* PROBLEM REQUIREMENTS
Extract every line of the records that contains the word "create".
▬▬▬▬▬▬
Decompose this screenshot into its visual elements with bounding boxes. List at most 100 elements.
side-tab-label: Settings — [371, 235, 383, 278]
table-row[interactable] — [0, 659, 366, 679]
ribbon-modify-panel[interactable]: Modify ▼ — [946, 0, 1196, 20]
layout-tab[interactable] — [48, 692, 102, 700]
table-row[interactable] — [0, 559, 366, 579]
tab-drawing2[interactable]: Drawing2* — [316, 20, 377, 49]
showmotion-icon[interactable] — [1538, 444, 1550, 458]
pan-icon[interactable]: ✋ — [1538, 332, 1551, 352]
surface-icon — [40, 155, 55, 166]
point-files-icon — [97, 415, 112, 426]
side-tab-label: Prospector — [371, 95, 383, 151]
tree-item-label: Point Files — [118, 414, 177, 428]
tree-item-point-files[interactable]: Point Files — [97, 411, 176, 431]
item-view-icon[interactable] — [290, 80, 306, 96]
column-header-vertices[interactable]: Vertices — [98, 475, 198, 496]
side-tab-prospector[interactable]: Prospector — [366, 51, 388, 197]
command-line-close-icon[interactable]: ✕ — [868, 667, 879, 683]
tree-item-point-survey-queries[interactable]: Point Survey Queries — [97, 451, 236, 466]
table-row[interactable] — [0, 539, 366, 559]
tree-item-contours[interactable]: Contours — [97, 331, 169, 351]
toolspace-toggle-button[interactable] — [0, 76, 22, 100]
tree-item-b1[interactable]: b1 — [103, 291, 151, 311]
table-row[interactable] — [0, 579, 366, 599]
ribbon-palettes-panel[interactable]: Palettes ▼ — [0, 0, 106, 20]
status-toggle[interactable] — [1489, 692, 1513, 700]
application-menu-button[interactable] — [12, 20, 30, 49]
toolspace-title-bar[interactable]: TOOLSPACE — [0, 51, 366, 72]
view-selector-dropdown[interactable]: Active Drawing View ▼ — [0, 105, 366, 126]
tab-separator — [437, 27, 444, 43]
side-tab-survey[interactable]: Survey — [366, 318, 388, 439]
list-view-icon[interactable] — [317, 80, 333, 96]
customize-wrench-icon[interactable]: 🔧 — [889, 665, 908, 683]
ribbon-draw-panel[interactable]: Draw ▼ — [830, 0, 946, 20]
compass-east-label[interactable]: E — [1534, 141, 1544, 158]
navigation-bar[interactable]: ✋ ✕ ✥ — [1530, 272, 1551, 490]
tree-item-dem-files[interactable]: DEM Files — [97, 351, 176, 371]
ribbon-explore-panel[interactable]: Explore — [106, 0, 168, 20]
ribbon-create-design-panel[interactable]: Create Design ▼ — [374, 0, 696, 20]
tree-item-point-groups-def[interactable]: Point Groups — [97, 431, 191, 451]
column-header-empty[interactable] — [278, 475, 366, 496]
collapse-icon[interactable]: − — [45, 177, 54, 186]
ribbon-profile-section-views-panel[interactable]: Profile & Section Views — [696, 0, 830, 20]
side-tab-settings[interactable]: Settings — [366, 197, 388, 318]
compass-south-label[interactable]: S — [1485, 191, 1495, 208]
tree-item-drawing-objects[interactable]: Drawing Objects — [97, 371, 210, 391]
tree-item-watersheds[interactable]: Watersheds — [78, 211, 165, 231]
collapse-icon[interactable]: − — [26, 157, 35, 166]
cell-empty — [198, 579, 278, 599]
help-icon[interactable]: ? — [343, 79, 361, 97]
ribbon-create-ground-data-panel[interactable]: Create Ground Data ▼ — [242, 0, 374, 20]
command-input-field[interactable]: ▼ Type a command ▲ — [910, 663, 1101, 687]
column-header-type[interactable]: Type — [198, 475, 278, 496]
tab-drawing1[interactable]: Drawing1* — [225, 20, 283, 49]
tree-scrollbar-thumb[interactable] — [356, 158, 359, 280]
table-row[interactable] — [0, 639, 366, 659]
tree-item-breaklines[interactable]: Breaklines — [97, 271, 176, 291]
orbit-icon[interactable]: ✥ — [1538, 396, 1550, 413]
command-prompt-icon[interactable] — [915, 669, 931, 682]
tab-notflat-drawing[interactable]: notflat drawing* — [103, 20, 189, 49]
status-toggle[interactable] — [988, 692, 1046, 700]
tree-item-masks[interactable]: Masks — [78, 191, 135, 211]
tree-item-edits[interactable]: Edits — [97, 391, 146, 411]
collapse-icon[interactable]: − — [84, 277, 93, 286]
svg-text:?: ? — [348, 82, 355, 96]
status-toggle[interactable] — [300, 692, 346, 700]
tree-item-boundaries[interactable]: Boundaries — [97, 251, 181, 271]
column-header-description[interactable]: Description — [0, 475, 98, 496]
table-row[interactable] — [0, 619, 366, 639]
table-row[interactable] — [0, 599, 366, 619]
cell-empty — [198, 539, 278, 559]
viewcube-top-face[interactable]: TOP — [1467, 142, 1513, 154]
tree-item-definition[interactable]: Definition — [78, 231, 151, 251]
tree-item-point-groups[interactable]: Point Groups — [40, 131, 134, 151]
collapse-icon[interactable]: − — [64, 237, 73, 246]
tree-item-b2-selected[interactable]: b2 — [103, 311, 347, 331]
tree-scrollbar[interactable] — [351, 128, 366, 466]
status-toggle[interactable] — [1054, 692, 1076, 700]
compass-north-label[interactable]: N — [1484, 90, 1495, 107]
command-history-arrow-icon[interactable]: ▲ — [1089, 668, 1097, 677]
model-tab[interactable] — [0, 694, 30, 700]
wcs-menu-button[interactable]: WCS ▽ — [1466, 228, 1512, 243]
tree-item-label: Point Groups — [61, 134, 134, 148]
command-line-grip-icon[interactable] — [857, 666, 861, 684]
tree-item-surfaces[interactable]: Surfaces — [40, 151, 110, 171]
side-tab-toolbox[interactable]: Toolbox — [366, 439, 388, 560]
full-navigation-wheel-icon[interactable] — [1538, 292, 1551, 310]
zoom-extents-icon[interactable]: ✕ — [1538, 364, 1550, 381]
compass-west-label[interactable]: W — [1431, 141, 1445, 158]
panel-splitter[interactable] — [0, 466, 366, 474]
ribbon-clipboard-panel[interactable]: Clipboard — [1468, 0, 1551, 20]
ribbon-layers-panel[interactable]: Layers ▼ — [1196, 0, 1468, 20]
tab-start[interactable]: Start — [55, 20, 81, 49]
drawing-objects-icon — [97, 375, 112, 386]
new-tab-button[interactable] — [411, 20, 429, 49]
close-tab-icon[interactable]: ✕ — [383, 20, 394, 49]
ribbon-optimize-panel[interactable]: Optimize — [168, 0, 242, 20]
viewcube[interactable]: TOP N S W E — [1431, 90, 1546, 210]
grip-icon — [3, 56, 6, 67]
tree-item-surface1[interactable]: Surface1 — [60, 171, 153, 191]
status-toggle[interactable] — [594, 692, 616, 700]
▬▬▬▬▬▬
* WRITTEN ANSWER
ribbon-create-design-panel[interactable]: Create Design ▼ — [374, 0, 696, 20]
ribbon-create-ground-data-panel[interactable]: Create Ground Data ▼ — [242, 0, 374, 20]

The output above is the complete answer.